- **Exercise prompt**
In all of the following items, swap every "lat-tick-label" for "latitude-tick-label" and leave everything else unchanged. Give the lines back without the pictures.
◆ ◆ ◆ ◆ ◆ ◆ ◆
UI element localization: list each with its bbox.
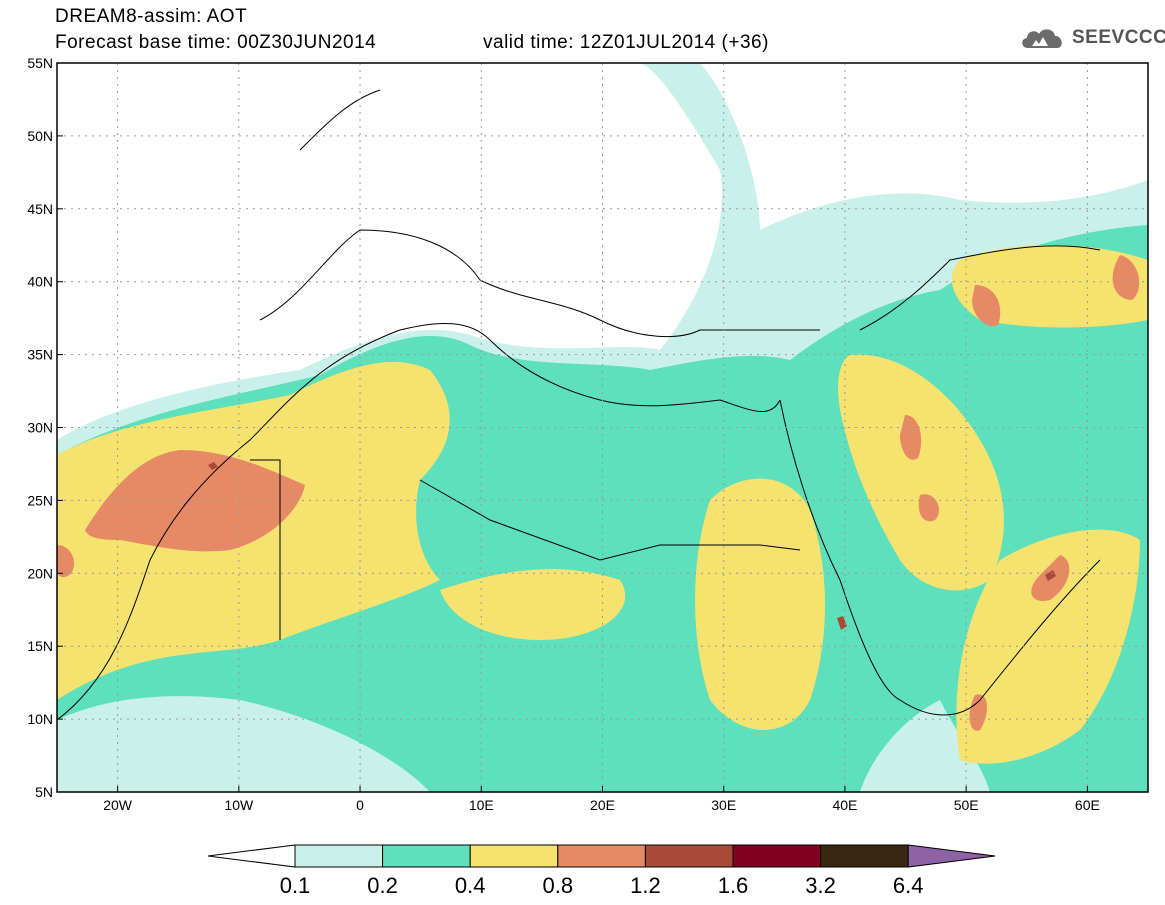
cloud-icon <box>1022 29 1062 48</box>
aot-contour-1.2 <box>837 616 847 630</box>
colorbar-level-label: 0.4 <box>455 873 486 898</box>
aot-contour-0.8 <box>969 694 987 731</box>
aot-contour-0.4 <box>695 478 825 730</box>
lat-tick-label: 25N <box>27 492 53 508</box>
lat-tick-label: 10N <box>27 711 53 727</box>
colorbar-lower-arrow <box>207 844 296 868</box>
aot-contour-0.8 <box>85 450 305 552</box>
map-title: DREAM8-assim: AOT <box>55 6 248 27</box>
aot-contour-0.8 <box>918 494 940 522</box>
lat-tick-label: 45N <box>27 201 53 217</box>
lat-tick-label: 50N <box>27 128 53 144</box>
coastlines <box>57 89 1101 721</box>
forecast-base-time: Forecast base time: 00Z30JUN2014 <box>55 32 377 53</box>
grid-lines <box>57 63 1148 792</box>
aot-contour-0.8 <box>57 545 75 578</box>
aot-contour-0.4 <box>838 354 1004 591</box>
lat-tick-label: 55N <box>27 55 53 71</box>
colorbar-swatch <box>732 844 822 868</box>
aot-contour-0.4 <box>440 569 626 640</box>
colorbar-upper-arrow <box>907 844 996 868</box>
colorbar-level-label: 0.1 <box>280 873 311 898</box>
lon-tick-label: 0 <box>356 797 364 813</box>
logo-text: SEEVCCC <box>1072 27 1165 48</box>
lat-tick-label: 5N <box>35 784 53 800</box>
lon-tick-label: 40E <box>832 797 857 813</box>
aot-contour-0.8 <box>1112 255 1140 300</box>
aot-contour-0.8 <box>972 285 1001 326</box>
lat-tick-label: 40N <box>27 274 53 290</box>
colorbar-level-label: 3.2 <box>805 873 836 898</box>
lat-tick-label: 30N <box>27 420 53 436</box>
colorbar-swatch <box>382 844 471 868</box>
colorbar-swatch <box>557 844 646 868</box>
lon-axis: 20W 10W 0 10E 20E 30E 40E 50E 60E <box>103 786 1100 813</box>
lat-axis: 55N 50N 45N 40N 35N 30N 25N 20N 15N 10N 5N <box>27 55 63 800</box>
lon-tick-label: 60E <box>1075 797 1100 813</box>
lon-tick-label: 20E <box>590 797 615 813</box>
lon-tick-label: 10E <box>469 797 494 813</box>
lon-tick-label: 10W <box>224 797 254 813</box>
aot-contour-0.8 <box>900 415 922 460</box>
colorbar-swatch <box>469 844 559 868</box>
colorbar-level-label: 1.2 <box>630 873 661 898</box>
colorbar-swatch <box>820 844 909 868</box>
colorbar-level-label: 6.4 <box>893 873 924 898</box>
valid-time: valid time: 12Z01JUL2014 (+36) <box>483 32 769 53</box>
lon-tick-label: 30E <box>711 797 736 813</box>
colorbar-level-label: 1.6 <box>718 873 749 898</box>
seevccc-logo: SEEVCCC <box>1018 24 1165 52</box>
colorbar-swatch <box>294 844 384 868</box>
lat-tick-label: 35N <box>27 347 53 363</box>
aot-contour-0.4 <box>956 529 1140 764</box>
colorbar-level-label: 0.8 <box>543 873 574 898</box>
aot-contour-0.4 <box>951 245 1148 328</box>
lon-tick-label: 20W <box>103 797 133 813</box>
colorbar-level-label: 0.2 <box>367 873 398 898</box>
colorbar: 0.1 0.2 0.4 0.8 1.2 1.6 3.2 6.4 <box>207 844 996 898</box>
colorbar-swatch <box>644 844 734 868</box>
lon-tick-label: 50E <box>954 797 979 813</box>
lat-tick-label: 15N <box>27 638 53 654</box>
aot-contour-1.2 <box>208 462 218 470</box>
lat-tick-label: 20N <box>27 565 53 581</box>
aot-contour-1.2 <box>1045 570 1056 581</box>
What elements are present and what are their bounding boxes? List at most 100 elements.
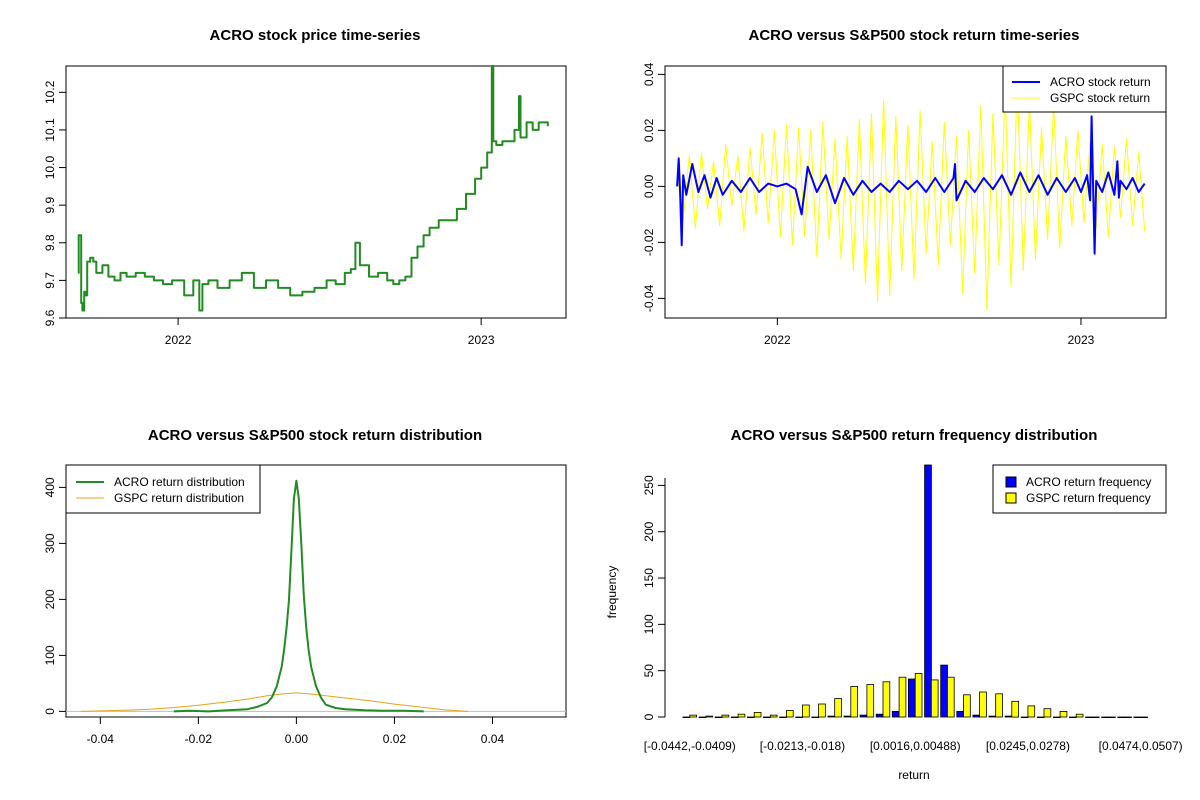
◆ ◆ ◆ ◆ ◆ ◆ ◆
- **Task answer**
UI element localization: list each with its bbox.
cloud-icon <box>1022 29 1062 48</box>
aot-contour-1.2 <box>837 616 847 630</box>
colorbar-level-label: 0.4 <box>455 873 486 898</box>
aot-contour-0.8 <box>969 694 987 731</box>
aot-contour-0.4 <box>695 478 825 730</box>
latitude-tick-label: 25N <box>27 492 53 508</box>
latitude-tick-label: 10N <box>27 711 53 727</box>
colorbar-lower-arrow <box>207 844 296 868</box>
aot-contour-0.8 <box>85 450 305 552</box>
map-title: DREAM8-assim: AOT <box>55 6 248 27</box>
aot-contour-0.8 <box>918 494 940 522</box>
latitude-tick-label: 45N <box>27 201 53 217</box>
latitude-tick-label: 50N <box>27 128 53 144</box>
coastlines <box>57 89 1101 721</box>
forecast-base-time: Forecast base time: 00Z30JUN2014 <box>55 32 377 53</box>
grid-lines <box>57 63 1148 792</box>
aot-contour-0.8 <box>57 545 75 578</box>
aot-contour-0.4 <box>838 354 1004 591</box>
latitude-tick-label: 55N <box>27 55 53 71</box>
colorbar-swatch <box>732 844 822 868</box>
aot-contour-0.4 <box>440 569 626 640</box>
colorbar-upper-arrow <box>907 844 996 868</box>
colorbar-level-label: 0.1 <box>280 873 311 898</box>
lon-tick-label: 0 <box>356 797 364 813</box>
logo-text: SEEVCCC <box>1072 27 1165 48</box>
latitude-tick-label: 5N <box>35 784 53 800</box>
lon-tick-label: 40E <box>832 797 857 813</box>
aot-contour-0.8 <box>1112 255 1140 300</box>
aot-contour-0.8 <box>972 285 1001 326</box>
latitude-tick-label: 40N <box>27 274 53 290</box>
colorbar-level-label: 3.2 <box>805 873 836 898</box>
latitude-tick-label: 30N <box>27 420 53 436</box>
colorbar-swatch <box>382 844 471 868</box>
colorbar-swatch <box>557 844 646 868</box>
lon-axis: 20W 10W 0 10E 20E 30E 40E 50E 60E <box>103 786 1100 813</box>
lat-axis: 55N 50N 45N 40N 35N 30N 25N 20N 15N 10N 5N <box>27 55 63 800</box>
lon-tick-label: 60E <box>1075 797 1100 813</box>
lon-tick-label: 20E <box>590 797 615 813</box>
lon-tick-label: 10E <box>469 797 494 813</box>
lon-tick-label: 10W <box>224 797 254 813</box>
aot-contour-0.8 <box>900 415 922 460</box>
colorbar-swatch <box>469 844 559 868</box>
colorbar-level-label: 1.2 <box>630 873 661 898</box>
colorbar-swatch <box>820 844 909 868</box>
colorbar-level-label: 6.4 <box>893 873 924 898</box>
valid-time: valid time: 12Z01JUL2014 (+36) <box>483 32 769 53</box>
lon-tick-label: 30E <box>711 797 736 813</box>
colorbar-level-label: 1.6 <box>718 873 749 898</box>
seevccc-logo: SEEVCCC <box>1018 24 1165 52</box>
colorbar-swatch <box>294 844 384 868</box>
latitude-tick-label: 35N <box>27 347 53 363</box>
aot-contour-0.4 <box>956 529 1140 764</box>
colorbar-level-label: 0.8 <box>543 873 574 898</box>
aot-contour-0.4 <box>951 245 1148 328</box>
lon-tick-label: 20W <box>103 797 133 813</box>
colorbar-level-label: 0.2 <box>367 873 398 898</box>
colorbar: 0.1 0.2 0.4 0.8 1.2 1.6 3.2 6.4 <box>207 844 996 898</box>
colorbar-swatch <box>644 844 734 868</box>
lon-tick-label: 50E <box>954 797 979 813</box>
latitude-tick-label: 15N <box>27 638 53 654</box>
aot-contour-1.2 <box>208 462 218 470</box>
latitude-tick-label: 20N <box>27 565 53 581</box>
aot-contour-1.2 <box>1045 570 1056 581</box>
What elements are present and what are their bounding boxes? List at most 100 elements.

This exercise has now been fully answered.